* _Exercise materials_
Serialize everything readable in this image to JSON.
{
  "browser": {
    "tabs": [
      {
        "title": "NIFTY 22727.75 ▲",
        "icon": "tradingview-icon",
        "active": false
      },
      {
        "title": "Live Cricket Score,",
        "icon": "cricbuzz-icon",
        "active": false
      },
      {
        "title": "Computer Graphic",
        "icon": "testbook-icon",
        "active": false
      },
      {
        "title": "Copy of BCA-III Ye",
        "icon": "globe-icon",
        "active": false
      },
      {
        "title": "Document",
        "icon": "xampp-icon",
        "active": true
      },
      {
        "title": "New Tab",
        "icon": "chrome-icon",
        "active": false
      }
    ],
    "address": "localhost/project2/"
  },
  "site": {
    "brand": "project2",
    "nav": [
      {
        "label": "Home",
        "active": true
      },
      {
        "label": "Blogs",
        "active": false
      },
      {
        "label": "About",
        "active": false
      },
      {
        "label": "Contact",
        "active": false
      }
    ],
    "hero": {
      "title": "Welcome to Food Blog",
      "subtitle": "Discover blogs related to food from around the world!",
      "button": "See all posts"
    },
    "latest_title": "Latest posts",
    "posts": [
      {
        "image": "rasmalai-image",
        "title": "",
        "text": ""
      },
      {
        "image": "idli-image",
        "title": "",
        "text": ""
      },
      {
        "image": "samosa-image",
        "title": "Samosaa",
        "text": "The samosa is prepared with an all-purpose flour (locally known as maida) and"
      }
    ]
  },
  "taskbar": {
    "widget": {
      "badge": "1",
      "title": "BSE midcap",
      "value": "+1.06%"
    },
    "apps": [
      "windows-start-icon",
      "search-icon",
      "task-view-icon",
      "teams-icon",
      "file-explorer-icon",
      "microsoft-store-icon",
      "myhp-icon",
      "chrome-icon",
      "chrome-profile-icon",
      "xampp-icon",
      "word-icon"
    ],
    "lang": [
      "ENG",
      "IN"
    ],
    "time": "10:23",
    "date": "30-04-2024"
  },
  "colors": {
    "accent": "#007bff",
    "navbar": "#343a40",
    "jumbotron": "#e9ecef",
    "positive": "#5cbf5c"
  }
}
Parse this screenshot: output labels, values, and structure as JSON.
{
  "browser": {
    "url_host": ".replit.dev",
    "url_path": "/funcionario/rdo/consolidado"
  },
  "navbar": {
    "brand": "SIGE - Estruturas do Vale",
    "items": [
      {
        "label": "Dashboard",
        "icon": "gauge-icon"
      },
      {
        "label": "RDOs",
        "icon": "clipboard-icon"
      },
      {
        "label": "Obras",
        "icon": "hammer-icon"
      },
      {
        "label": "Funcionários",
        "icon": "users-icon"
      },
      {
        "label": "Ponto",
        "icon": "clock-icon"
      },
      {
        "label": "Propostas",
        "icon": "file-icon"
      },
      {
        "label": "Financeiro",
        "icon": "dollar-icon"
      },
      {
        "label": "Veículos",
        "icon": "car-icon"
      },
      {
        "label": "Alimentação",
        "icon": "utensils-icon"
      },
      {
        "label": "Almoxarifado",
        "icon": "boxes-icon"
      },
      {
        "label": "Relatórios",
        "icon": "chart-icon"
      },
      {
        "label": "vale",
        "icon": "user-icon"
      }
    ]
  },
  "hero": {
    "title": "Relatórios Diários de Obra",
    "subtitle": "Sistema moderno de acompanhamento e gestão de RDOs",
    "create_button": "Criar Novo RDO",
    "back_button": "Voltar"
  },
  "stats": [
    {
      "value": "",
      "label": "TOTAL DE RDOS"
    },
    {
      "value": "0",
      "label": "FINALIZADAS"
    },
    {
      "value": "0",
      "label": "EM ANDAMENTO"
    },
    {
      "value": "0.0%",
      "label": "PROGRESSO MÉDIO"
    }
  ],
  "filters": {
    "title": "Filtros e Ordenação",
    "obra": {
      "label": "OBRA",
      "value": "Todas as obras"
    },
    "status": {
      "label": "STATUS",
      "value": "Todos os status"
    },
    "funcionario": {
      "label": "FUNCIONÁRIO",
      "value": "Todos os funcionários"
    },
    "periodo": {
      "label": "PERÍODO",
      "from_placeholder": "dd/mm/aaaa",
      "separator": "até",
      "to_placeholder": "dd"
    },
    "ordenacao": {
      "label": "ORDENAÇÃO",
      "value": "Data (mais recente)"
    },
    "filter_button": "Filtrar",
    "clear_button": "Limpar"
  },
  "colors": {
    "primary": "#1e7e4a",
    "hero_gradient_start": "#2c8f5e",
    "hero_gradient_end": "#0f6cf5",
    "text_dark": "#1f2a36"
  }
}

* _Problem statement_
Show every line in the entries where the string "image" occurs.

* _Task response_
Serialize everything readable in this image to JSON.
        "image": "rasmalai-image",
        "image": "idli-image",
        "image": "samosa-image",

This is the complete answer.